=== Action item ===
Of the entries that follow, how many lines hold the string "status"? Write the number and nothing more.

=== Material provided ===
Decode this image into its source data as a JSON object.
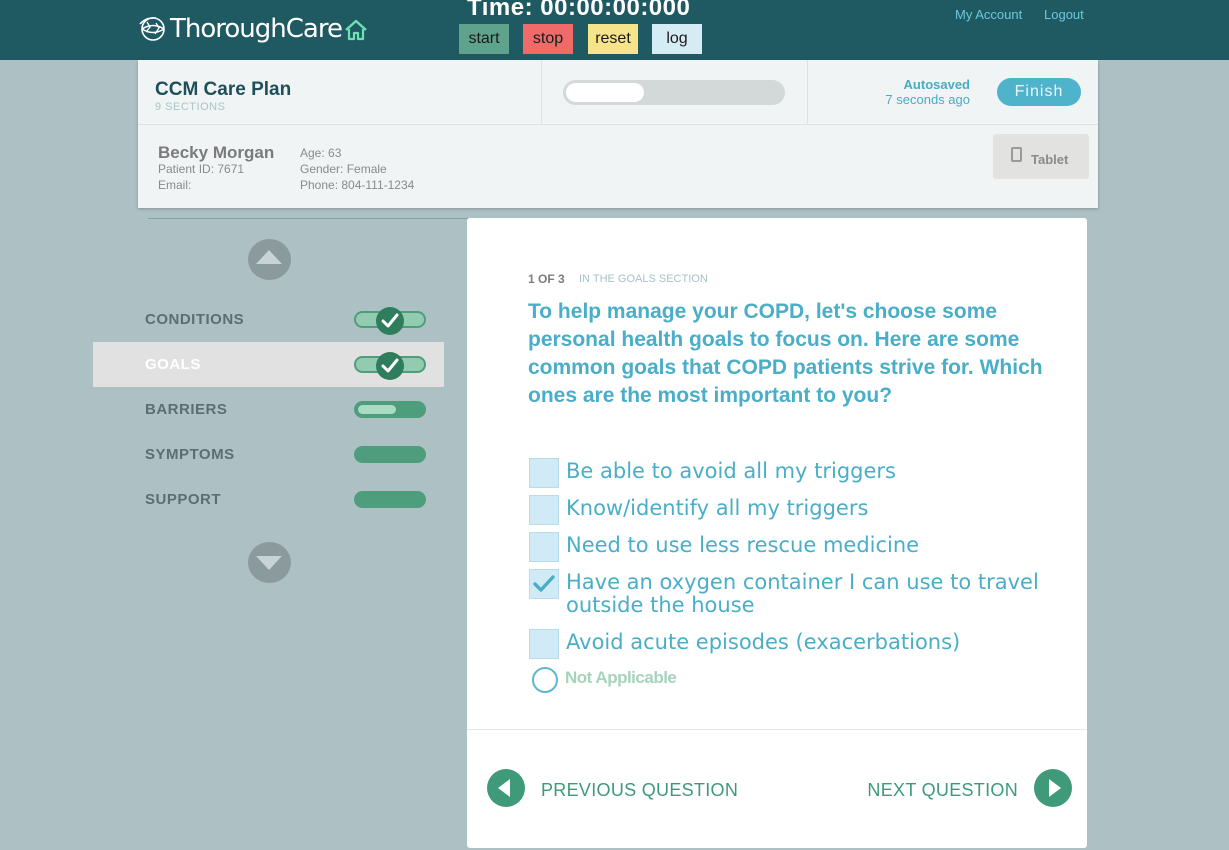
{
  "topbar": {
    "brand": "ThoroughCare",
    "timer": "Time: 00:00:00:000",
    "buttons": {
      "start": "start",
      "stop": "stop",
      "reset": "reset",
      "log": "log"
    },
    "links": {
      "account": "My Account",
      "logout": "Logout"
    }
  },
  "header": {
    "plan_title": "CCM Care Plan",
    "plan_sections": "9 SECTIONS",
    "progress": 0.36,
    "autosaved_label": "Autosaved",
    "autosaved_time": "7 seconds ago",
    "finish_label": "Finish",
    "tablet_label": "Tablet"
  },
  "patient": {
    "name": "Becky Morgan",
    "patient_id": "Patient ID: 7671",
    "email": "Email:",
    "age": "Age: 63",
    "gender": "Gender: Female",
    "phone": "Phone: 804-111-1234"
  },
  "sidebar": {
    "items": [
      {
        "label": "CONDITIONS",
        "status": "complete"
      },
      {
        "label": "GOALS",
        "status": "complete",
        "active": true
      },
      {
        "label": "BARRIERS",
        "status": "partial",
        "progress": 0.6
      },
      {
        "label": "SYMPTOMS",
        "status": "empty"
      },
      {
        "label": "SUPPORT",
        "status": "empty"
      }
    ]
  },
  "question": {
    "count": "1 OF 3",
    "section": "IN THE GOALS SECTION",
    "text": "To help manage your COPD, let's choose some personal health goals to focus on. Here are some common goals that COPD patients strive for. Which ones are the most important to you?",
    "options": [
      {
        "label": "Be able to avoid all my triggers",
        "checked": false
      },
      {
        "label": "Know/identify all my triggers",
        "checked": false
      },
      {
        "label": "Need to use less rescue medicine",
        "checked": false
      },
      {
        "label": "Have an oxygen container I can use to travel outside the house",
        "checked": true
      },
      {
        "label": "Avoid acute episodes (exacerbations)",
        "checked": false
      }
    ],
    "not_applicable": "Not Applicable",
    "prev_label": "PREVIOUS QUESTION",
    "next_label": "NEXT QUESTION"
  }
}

=== Exercise solution ===
5